- **GIVEN PROBLEM**
Work out how many lines include "下开关钮后" and answer with that number only.
··· SUPPLIED ENTRIES ···
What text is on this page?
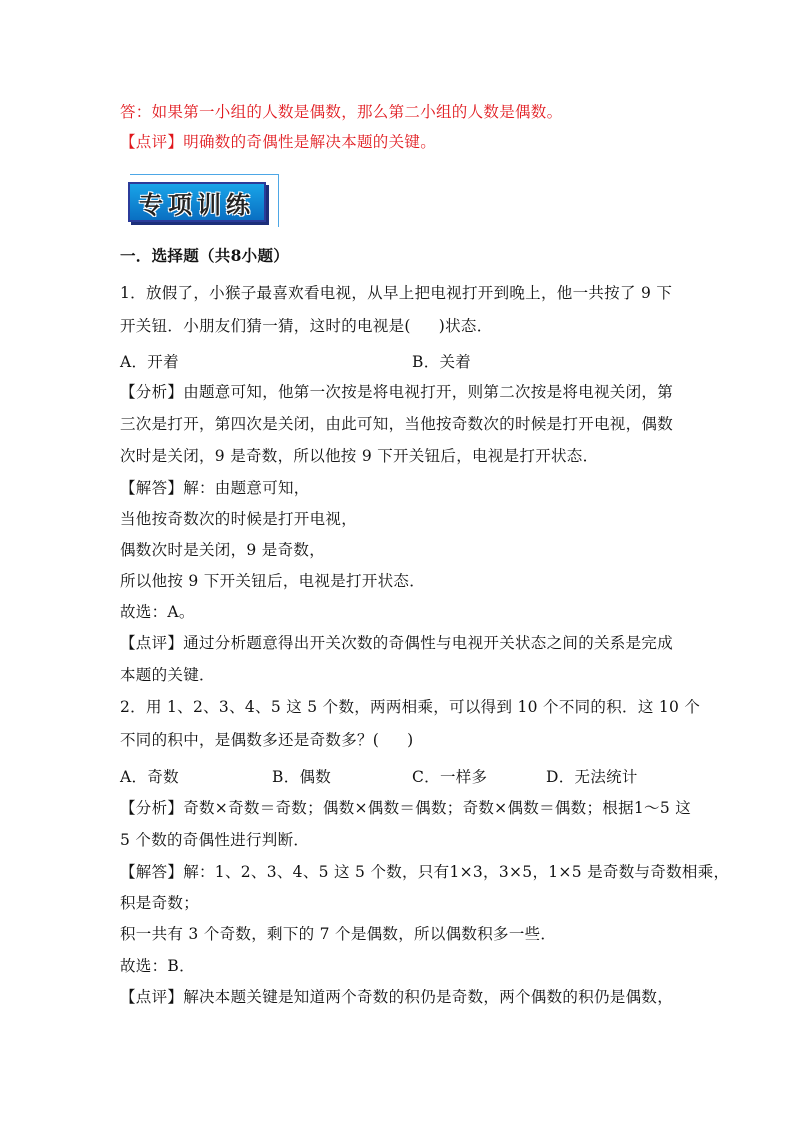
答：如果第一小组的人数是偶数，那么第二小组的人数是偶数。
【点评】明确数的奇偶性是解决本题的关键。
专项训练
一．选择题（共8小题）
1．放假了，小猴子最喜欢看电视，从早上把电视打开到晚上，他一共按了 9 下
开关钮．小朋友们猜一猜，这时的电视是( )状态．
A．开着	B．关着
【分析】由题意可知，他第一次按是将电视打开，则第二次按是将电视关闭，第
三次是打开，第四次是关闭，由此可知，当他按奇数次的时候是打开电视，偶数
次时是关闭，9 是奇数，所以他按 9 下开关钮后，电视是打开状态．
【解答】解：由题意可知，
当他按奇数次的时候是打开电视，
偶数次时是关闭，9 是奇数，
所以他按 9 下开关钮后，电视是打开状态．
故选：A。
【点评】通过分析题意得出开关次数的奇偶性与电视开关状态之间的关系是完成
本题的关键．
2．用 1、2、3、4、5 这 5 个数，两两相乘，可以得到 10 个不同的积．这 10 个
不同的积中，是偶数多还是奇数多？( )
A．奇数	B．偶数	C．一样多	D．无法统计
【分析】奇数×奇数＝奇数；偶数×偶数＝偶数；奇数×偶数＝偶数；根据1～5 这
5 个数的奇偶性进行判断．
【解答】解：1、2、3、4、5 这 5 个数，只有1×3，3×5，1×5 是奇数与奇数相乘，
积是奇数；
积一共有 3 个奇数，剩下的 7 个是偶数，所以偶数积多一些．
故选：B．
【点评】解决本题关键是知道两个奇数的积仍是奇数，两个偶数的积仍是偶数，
···
- **SOLUTION FOR THIS PROBLEM**
2